_Problem requirements:_
Lay out the records as a Markdown table with the columns "Row" and "Line", numbering each line. Cover only the lines from the first one through the line containing "- chat-username[interactable]: lekeokon: [734, 556, 773, 566]", both included, and omit blank lines.

_Input data:_
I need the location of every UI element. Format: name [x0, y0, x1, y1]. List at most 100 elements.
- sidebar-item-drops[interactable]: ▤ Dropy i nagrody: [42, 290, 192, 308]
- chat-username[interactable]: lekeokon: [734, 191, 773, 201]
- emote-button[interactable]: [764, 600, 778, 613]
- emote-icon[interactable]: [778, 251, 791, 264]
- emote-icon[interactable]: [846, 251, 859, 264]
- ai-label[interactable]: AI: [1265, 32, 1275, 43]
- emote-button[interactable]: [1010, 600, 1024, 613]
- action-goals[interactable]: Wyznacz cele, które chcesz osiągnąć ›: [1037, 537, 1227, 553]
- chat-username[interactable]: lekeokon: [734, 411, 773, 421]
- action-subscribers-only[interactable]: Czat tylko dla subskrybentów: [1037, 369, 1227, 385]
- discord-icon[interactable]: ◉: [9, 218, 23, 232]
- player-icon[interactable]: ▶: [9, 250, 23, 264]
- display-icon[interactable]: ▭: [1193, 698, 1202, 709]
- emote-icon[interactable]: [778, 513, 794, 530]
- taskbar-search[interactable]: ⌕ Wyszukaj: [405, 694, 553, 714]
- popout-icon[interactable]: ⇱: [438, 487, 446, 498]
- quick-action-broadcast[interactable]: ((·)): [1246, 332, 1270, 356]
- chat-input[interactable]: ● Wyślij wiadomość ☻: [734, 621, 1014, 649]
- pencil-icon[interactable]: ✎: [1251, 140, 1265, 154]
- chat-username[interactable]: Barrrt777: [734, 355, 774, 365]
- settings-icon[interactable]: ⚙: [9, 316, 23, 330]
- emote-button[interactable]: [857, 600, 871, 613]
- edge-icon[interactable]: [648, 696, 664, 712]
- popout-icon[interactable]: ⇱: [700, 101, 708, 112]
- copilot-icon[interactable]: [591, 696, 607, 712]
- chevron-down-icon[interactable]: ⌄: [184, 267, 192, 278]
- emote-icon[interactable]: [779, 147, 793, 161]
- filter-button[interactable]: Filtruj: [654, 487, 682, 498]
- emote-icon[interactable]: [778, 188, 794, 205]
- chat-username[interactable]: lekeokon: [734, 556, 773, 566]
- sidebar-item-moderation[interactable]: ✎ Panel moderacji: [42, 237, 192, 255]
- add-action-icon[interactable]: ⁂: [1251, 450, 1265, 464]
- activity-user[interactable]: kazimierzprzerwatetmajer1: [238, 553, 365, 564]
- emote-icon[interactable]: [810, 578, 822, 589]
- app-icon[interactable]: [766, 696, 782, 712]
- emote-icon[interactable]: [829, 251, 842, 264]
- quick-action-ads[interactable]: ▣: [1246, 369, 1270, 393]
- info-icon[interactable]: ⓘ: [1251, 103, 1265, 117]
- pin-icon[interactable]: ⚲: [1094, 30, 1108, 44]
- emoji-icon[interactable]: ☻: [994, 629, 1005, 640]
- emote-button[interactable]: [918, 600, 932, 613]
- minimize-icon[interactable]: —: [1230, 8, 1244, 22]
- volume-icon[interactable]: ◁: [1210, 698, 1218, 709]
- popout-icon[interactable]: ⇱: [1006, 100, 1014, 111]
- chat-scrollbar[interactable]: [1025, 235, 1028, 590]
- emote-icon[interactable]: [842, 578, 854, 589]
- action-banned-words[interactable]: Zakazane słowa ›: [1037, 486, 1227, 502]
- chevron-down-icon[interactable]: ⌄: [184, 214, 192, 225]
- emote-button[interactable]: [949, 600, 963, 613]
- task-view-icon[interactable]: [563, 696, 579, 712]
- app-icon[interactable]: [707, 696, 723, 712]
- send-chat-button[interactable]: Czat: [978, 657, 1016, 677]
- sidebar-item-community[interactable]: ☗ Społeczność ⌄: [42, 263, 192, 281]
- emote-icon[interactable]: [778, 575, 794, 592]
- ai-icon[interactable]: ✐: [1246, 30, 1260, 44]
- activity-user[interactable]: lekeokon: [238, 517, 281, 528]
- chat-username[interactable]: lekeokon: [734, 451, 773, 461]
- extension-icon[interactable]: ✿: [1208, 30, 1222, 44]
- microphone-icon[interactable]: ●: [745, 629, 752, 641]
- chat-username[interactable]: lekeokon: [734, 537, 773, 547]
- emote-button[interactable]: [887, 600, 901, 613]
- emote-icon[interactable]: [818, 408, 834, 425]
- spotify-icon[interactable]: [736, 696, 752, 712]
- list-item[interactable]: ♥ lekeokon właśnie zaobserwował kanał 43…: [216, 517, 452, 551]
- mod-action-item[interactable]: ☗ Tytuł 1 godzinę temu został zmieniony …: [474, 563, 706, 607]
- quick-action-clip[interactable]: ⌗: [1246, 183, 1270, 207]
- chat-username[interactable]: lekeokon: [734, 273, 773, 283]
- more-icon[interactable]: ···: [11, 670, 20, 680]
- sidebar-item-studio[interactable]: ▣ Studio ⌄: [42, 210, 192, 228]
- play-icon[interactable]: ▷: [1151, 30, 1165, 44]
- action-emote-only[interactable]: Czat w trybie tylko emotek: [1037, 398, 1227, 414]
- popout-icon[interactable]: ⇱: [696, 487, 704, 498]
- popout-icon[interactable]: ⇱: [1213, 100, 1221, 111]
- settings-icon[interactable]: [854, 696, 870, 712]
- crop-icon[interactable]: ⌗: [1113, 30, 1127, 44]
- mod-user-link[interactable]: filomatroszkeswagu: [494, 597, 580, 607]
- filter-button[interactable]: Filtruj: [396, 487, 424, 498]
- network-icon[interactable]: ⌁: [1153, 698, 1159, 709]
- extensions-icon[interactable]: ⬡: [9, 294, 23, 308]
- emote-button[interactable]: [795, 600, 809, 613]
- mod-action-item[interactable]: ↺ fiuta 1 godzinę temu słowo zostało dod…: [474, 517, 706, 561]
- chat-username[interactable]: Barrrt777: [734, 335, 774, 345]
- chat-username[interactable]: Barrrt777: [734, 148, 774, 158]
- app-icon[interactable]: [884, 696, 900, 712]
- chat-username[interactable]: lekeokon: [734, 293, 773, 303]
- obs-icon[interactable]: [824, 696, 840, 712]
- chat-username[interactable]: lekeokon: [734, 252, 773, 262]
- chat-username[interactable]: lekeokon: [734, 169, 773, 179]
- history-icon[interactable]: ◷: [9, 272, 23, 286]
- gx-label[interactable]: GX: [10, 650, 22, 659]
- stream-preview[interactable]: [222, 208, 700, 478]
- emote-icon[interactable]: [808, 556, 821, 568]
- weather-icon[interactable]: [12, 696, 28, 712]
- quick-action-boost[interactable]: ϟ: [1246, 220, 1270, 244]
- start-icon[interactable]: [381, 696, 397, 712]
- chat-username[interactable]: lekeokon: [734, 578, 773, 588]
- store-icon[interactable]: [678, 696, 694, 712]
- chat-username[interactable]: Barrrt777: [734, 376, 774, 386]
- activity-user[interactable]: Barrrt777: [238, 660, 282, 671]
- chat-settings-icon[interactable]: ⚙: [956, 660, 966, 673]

_Reply:_
| Row | Line |
|---|---|
| 1 | I need the location of every UI element. Format: name [x0, y0, x1, y1]. List at most 100 elements. |
| 2 | - sidebar-item-drops[interactable]: ▤ Dropy i nagrody: [42, 290, 192, 308] |
| 3 | - chat-username[interactable]: lekeokon: [734, 191, 773, 201] |
| 4 | - emote-button[interactable]: [764, 600, 778, 613] |
| 5 | - emote-icon[interactable]: [778, 251, 791, 264] |
| 6 | - emote-icon[interactable]: [846, 251, 859, 264] |
| 7 | - ai-label[interactable]: AI: [1265, 32, 1275, 43] |
| 8 | - emote-button[interactable]: [1010, 600, 1024, 613] |
| 9 | - action-goals[interactable]: Wyznacz cele, które chcesz osiągnąć ›: [1037, 537, 1227, 553] |
| 10 | - chat-username[interactable]: lekeokon: [734, 411, 773, 421] |
| 11 | - action-subscribers-only[interactable]: Czat tylko dla subskrybentów: [1037, 369, 1227, 385] |
| 12 | - discord-icon[interactable]: ◉: [9, 218, 23, 232] |
| 13 | - player-icon[interactable]: ▶: [9, 250, 23, 264] |
| 14 | - display-icon[interactable]: ▭: [1193, 698, 1202, 709] |
| 15 | - emote-icon[interactable]: [778, 513, 794, 530] |
| 16 | - taskbar-search[interactable]: ⌕ Wyszukaj: [405, 694, 553, 714] |
| 17 | - popout-icon[interactable]: ⇱: [438, 487, 446, 498] |
| 18 | - quick-action-broadcast[interactable]: ((·)): [1246, 332, 1270, 356] |
| 19 | - chat-input[interactable]: ● Wyślij wiadomość ☻: [734, 621, 1014, 649] |
| 20 | - pencil-icon[interactable]: ✎: [1251, 140, 1265, 154] |
| 21 | - chat-username[interactable]: Barrrt777: [734, 355, 774, 365] |
| 22 | - settings-icon[interactable]: ⚙: [9, 316, 23, 330] |
| 23 | - emote-button[interactable]: [857, 600, 871, 613] |
| 24 | - edge-icon[interactable]: [648, 696, 664, 712] |
| 25 | - popout-icon[interactable]: ⇱: [700, 101, 708, 112] |
| 26 | - copilot-icon[interactable]: [591, 696, 607, 712] |
| 27 | - chevron-down-icon[interactable]: ⌄: [184, 267, 192, 278] |
| 28 | - emote-icon[interactable]: [779, 147, 793, 161] |
| 29 | - filter-button[interactable]: Filtruj: [654, 487, 682, 498] |
| 30 | - emote-icon[interactable]: [778, 188, 794, 205] |
| 31 | - chat-username[interactable]: lekeokon: [734, 556, 773, 566] |